***** Dataset excerpts

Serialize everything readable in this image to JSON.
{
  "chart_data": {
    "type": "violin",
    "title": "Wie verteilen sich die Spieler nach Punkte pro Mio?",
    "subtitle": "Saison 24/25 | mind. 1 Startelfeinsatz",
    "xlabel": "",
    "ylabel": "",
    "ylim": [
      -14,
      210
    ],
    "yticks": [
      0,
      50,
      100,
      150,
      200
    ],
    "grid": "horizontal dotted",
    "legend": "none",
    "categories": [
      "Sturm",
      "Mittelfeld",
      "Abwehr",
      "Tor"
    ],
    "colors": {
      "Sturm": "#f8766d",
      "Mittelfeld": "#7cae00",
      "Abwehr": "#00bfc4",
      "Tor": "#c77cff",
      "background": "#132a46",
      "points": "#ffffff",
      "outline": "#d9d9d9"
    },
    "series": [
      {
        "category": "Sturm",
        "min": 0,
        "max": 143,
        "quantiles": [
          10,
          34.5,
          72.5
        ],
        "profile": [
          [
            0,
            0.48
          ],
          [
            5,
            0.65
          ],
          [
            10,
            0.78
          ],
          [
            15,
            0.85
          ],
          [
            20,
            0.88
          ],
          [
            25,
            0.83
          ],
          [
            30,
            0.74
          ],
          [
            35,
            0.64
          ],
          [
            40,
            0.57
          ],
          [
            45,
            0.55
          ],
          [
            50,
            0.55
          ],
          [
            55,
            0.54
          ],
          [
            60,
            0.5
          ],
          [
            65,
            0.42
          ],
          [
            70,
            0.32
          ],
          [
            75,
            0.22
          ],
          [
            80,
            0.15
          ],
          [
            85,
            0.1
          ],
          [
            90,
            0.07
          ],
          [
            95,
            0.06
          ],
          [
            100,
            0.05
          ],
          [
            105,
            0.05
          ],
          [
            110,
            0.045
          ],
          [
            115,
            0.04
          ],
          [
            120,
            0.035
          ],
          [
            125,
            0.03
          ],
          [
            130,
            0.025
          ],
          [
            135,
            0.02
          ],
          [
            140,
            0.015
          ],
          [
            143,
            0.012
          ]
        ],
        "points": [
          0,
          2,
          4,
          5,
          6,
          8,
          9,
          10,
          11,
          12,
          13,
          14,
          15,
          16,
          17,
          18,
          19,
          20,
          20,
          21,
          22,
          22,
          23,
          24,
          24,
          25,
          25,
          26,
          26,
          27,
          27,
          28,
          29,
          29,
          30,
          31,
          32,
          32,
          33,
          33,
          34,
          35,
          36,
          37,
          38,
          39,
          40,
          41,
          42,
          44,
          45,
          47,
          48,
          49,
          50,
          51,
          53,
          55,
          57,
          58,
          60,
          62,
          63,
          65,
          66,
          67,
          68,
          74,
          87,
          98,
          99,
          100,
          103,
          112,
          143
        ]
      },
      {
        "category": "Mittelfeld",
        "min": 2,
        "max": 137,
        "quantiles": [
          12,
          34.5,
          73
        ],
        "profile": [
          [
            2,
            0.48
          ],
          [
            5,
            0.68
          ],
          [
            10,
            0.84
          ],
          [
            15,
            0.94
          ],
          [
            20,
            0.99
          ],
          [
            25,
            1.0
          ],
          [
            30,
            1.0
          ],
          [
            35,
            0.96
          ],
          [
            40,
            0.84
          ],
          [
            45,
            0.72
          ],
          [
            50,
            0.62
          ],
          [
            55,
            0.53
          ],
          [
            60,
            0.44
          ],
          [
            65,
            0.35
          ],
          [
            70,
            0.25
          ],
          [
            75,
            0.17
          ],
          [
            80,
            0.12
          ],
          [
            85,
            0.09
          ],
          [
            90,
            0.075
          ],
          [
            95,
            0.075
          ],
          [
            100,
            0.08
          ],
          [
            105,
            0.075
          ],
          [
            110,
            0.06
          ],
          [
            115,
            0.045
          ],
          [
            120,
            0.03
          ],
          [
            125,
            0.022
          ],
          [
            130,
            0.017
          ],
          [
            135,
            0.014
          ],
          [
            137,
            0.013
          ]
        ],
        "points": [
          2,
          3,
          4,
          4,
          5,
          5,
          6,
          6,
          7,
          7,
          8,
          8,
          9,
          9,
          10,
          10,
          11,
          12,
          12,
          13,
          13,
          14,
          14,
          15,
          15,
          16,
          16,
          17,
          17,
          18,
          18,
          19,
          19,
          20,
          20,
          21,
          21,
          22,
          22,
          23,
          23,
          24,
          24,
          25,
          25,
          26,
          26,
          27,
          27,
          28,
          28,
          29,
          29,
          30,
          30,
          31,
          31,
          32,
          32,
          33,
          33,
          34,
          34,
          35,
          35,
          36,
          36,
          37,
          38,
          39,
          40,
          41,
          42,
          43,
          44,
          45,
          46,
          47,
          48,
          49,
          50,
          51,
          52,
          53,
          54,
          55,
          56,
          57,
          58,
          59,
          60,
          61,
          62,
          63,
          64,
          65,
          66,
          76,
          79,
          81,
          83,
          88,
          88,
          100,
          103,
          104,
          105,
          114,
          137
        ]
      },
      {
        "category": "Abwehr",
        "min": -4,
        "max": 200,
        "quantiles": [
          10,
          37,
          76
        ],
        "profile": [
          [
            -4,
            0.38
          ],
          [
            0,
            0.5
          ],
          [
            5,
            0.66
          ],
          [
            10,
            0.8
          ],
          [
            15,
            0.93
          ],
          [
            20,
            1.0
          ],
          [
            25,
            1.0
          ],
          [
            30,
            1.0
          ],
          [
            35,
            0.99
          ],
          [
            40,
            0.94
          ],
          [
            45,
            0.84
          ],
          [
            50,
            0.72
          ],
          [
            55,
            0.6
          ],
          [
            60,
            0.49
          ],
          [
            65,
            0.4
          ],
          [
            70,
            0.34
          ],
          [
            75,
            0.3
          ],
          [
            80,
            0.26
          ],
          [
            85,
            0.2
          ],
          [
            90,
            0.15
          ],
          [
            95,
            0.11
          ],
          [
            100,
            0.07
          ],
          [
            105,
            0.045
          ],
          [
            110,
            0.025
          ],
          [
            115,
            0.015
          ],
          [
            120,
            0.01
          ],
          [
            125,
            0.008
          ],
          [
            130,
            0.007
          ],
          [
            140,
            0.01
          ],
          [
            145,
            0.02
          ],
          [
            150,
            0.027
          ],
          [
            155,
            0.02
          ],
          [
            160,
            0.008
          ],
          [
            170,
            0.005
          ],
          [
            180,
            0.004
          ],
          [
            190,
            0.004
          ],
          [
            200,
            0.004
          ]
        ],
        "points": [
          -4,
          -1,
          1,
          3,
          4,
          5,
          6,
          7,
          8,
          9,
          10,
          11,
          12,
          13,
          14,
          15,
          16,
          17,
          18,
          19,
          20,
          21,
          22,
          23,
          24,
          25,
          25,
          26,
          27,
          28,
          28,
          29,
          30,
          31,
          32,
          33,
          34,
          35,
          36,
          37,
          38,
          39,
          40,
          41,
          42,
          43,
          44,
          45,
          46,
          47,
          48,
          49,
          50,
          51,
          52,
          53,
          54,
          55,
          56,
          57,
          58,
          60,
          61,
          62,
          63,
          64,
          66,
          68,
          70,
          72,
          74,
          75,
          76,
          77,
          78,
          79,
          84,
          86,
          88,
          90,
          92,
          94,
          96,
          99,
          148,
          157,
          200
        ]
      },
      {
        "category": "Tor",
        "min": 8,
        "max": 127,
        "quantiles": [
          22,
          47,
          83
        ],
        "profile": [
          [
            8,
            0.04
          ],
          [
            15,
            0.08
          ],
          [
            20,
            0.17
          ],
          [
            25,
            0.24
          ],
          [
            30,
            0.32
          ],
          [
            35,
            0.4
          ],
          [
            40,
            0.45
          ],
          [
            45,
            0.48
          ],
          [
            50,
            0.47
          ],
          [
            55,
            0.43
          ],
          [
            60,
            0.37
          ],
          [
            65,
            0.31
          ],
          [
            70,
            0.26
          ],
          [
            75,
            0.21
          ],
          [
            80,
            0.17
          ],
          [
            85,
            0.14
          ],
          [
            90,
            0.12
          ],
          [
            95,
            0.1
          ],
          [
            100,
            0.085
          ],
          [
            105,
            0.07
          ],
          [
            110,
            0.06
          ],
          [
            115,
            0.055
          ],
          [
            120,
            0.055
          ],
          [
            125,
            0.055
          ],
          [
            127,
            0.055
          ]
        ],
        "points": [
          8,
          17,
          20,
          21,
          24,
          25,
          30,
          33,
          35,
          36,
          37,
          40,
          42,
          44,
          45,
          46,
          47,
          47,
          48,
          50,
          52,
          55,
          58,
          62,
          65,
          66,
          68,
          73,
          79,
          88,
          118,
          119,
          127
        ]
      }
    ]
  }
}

**********

• [Short problem]
From the records given above, copy all lines containing "category".

• [Exercise solution]
        "category": "Sturm",
        "category": "Mittelfeld",
        "category": "Abwehr",
        "category": "Tor",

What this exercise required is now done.